→ **What is required**
Go through the entries below and retype them exactly, omitting each picture.

Records from a data source:
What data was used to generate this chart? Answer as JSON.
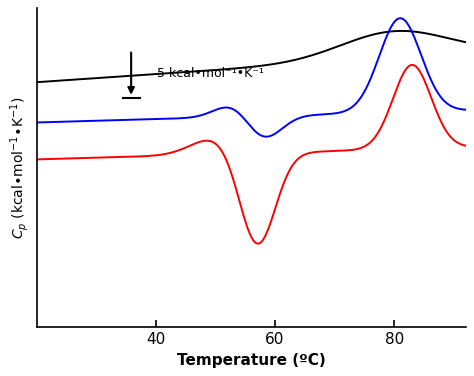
{
  "title": "",
  "xlabel": "Temperature (ºC)",
  "ylabel": "C$_p$ (kcal•mol$^{-1}$•K$^{-1}$)",
  "xlim": [
    20,
    92
  ],
  "ylim": [
    -5.5,
    4.0
  ],
  "x_ticks": [
    40,
    60,
    80
  ],
  "scale_bar_text": "5 kcal•mol⁻¹•K⁻¹",
  "line_colors": [
    "black",
    "blue",
    "red"
  ],
  "background_color": "#ffffff"
}
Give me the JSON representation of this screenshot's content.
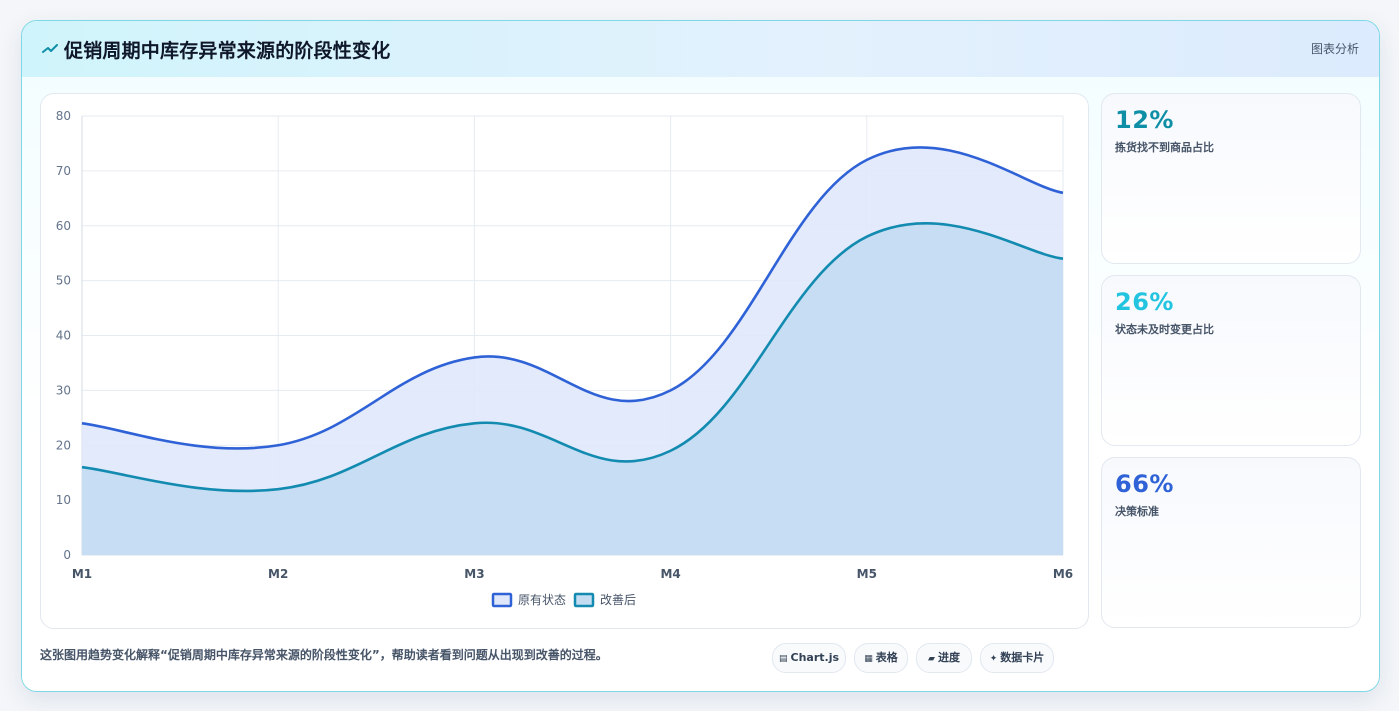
{
  "header": {
    "icon": "sparkline-icon",
    "title": "促销周期中库存异常来源的阶段性变化",
    "tag": "图表分析"
  },
  "chart_data": {
    "type": "area",
    "categories": [
      "M1",
      "M2",
      "M3",
      "M4",
      "M5",
      "M6"
    ],
    "series": [
      {
        "name": "原有状态",
        "values": [
          24,
          20,
          36,
          30,
          72,
          66
        ],
        "color": "#2f62d6",
        "fill": "#dfe8fb"
      },
      {
        "name": "改善后",
        "values": [
          16,
          12,
          24,
          19,
          58,
          54
        ],
        "color": "#138bb0",
        "fill": "#c3dcf2"
      }
    ],
    "ylim": [
      0,
      80
    ],
    "yticks": [
      0,
      10,
      20,
      30,
      40,
      50,
      60,
      70,
      80
    ],
    "grid": true,
    "legend_position": "bottom-center",
    "smooth": true
  },
  "stats": [
    {
      "value": "12%",
      "label": "拣货找不到商品占比",
      "color": "#0e8fa6"
    },
    {
      "value": "26%",
      "label": "状态未及时变更占比",
      "color": "#22c4e0"
    },
    {
      "value": "66%",
      "label": "决策标准",
      "color": "#2f62d6"
    }
  ],
  "footer": {
    "note": "这张图用趋势变化解释“促销周期中库存异常来源的阶段性变化”，帮助读者看到问题从出现到改善的过程。",
    "pills": [
      {
        "icon": "chart-icon",
        "glyph": "▤",
        "label": "Chart.js"
      },
      {
        "icon": "table-icon",
        "glyph": "▦",
        "label": "表格"
      },
      {
        "icon": "progress-icon",
        "glyph": "▰",
        "label": "进度"
      },
      {
        "icon": "sparkle-icon",
        "glyph": "✦",
        "label": "数据卡片"
      }
    ]
  }
}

→ **Task response**
What data was used to generate this chart? Answer as JSON.
{
  "title": "",
  "xlabel": "Temperature (ºC)",
  "ylabel": "C$_p$ (kcal•mol$^{-1}$•K$^{-1}$)",
  "xlim": [
    20,
    92
  ],
  "ylim": [
    -5.5,
    4.0
  ],
  "x_ticks": [
    40,
    60,
    80
  ],
  "scale_bar_text": "5 kcal•mol⁻¹•K⁻¹",
  "line_colors": [
    "black",
    "blue",
    "red"
  ],
  "background_color": "#ffffff"
}
Give me the JSON representation of this screenshot's content.
{
  "header": {
    "icon": "sparkline-icon",
    "title": "促销周期中库存异常来源的阶段性变化",
    "tag": "图表分析"
  },
  "chart_data": {
    "type": "area",
    "categories": [
      "M1",
      "M2",
      "M3",
      "M4",
      "M5",
      "M6"
    ],
    "series": [
      {
        "name": "原有状态",
        "values": [
          24,
          20,
          36,
          30,
          72,
          66
        ],
        "color": "#2f62d6",
        "fill": "#dfe8fb"
      },
      {
        "name": "改善后",
        "values": [
          16,
          12,
          24,
          19,
          58,
          54
        ],
        "color": "#138bb0",
        "fill": "#c3dcf2"
      }
    ],
    "ylim": [
      0,
      80
    ],
    "yticks": [
      0,
      10,
      20,
      30,
      40,
      50,
      60,
      70,
      80
    ],
    "grid": true,
    "legend_position": "bottom-center",
    "smooth": true
  },
  "stats": [
    {
      "value": "12%",
      "label": "拣货找不到商品占比",
      "color": "#0e8fa6"
    },
    {
      "value": "26%",
      "label": "状态未及时变更占比",
      "color": "#22c4e0"
    },
    {
      "value": "66%",
      "label": "决策标准",
      "color": "#2f62d6"
    }
  ],
  "footer": {
    "note": "这张图用趋势变化解释“促销周期中库存异常来源的阶段性变化”，帮助读者看到问题从出现到改善的过程。",
    "pills": [
      {
        "icon": "chart-icon",
        "glyph": "▤",
        "label": "Chart.js"
      },
      {
        "icon": "table-icon",
        "glyph": "▦",
        "label": "表格"
      },
      {
        "icon": "progress-icon",
        "glyph": "▰",
        "label": "进度"
      },
      {
        "icon": "sparkle-icon",
        "glyph": "✦",
        "label": "数据卡片"
      }
    ]
  }
}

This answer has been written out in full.